Data section:

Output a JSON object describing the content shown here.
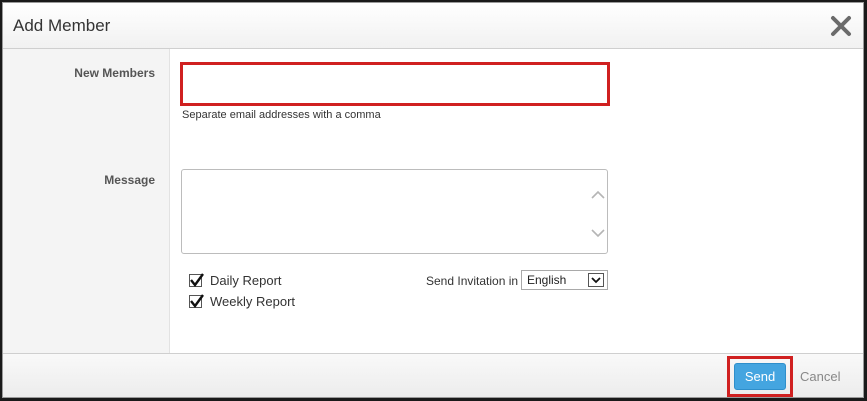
{
  "dialog": {
    "title": "Add Member",
    "close_icon": "close-x-icon"
  },
  "form": {
    "new_members_label": "New Members",
    "new_members_value": "",
    "new_members_helper": "Separate email addresses with a comma",
    "message_label": "Message",
    "message_value": "",
    "options": [
      {
        "label": "Daily Report",
        "checked": true
      },
      {
        "label": "Weekly Report",
        "checked": true
      }
    ],
    "invitation_label": "Send Invitation in",
    "language_selected": "English"
  },
  "footer": {
    "send_label": "Send",
    "cancel_label": "Cancel"
  },
  "colors": {
    "highlight_border": "#d02020",
    "send_button": "#44a5e0"
  }
}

Given instruction:
Print the full listing exactly, dropping the pictures.

Full response:
Output a JSON object describing the content shown here.
{
  "dialog": {
    "title": "Add Member",
    "close_icon": "close-x-icon"
  },
  "form": {
    "new_members_label": "New Members",
    "new_members_value": "",
    "new_members_helper": "Separate email addresses with a comma",
    "message_label": "Message",
    "message_value": "",
    "options": [
      {
        "label": "Daily Report",
        "checked": true
      },
      {
        "label": "Weekly Report",
        "checked": true
      }
    ],
    "invitation_label": "Send Invitation in",
    "language_selected": "English"
  },
  "footer": {
    "send_label": "Send",
    "cancel_label": "Cancel"
  },
  "colors": {
    "highlight_border": "#d02020",
    "send_button": "#44a5e0"
  }
}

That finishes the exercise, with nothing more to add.